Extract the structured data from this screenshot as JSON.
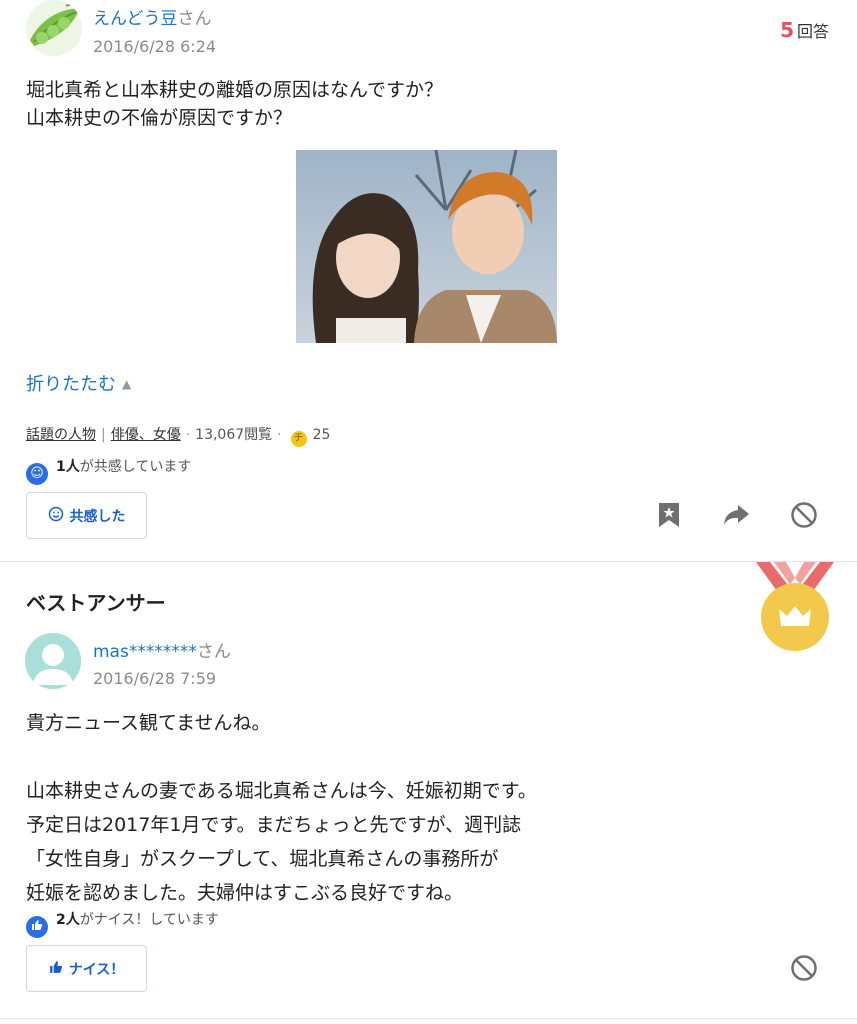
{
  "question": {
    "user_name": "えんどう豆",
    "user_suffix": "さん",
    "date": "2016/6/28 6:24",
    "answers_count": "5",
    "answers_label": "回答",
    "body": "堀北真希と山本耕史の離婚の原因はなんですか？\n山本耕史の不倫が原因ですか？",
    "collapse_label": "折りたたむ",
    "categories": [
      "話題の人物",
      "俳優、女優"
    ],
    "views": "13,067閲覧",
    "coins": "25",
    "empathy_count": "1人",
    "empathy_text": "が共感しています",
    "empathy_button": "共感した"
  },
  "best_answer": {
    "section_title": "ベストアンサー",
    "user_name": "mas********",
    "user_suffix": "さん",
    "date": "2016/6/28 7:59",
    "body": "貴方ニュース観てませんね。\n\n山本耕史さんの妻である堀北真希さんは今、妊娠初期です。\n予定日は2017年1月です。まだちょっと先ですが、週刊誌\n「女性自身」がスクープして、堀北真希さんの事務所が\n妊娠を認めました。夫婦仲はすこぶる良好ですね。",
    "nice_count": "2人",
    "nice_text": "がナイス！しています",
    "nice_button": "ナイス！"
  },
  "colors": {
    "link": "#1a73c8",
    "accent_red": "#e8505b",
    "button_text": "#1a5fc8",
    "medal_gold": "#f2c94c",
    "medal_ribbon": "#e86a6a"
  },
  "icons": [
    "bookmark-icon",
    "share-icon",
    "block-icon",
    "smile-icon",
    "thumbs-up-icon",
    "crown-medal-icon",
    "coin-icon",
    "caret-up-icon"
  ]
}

### What this task involves
Return the material exactly as given, apart from the pictures.

### Task result
Extract the structured data from this screenshot as JSON.
{
  "question": {
    "user_name": "えんどう豆",
    "user_suffix": "さん",
    "date": "2016/6/28 6:24",
    "answers_count": "5",
    "answers_label": "回答",
    "body": "堀北真希と山本耕史の離婚の原因はなんですか？\n山本耕史の不倫が原因ですか？",
    "collapse_label": "折りたたむ",
    "categories": [
      "話題の人物",
      "俳優、女優"
    ],
    "views": "13,067閲覧",
    "coins": "25",
    "empathy_count": "1人",
    "empathy_text": "が共感しています",
    "empathy_button": "共感した"
  },
  "best_answer": {
    "section_title": "ベストアンサー",
    "user_name": "mas********",
    "user_suffix": "さん",
    "date": "2016/6/28 7:59",
    "body": "貴方ニュース観てませんね。\n\n山本耕史さんの妻である堀北真希さんは今、妊娠初期です。\n予定日は2017年1月です。まだちょっと先ですが、週刊誌\n「女性自身」がスクープして、堀北真希さんの事務所が\n妊娠を認めました。夫婦仲はすこぶる良好ですね。",
    "nice_count": "2人",
    "nice_text": "がナイス！しています",
    "nice_button": "ナイス！"
  },
  "colors": {
    "link": "#1a73c8",
    "accent_red": "#e8505b",
    "button_text": "#1a5fc8",
    "medal_gold": "#f2c94c",
    "medal_ribbon": "#e86a6a"
  },
  "icons": [
    "bookmark-icon",
    "share-icon",
    "block-icon",
    "smile-icon",
    "thumbs-up-icon",
    "crown-medal-icon",
    "coin-icon",
    "caret-up-icon"
  ]
}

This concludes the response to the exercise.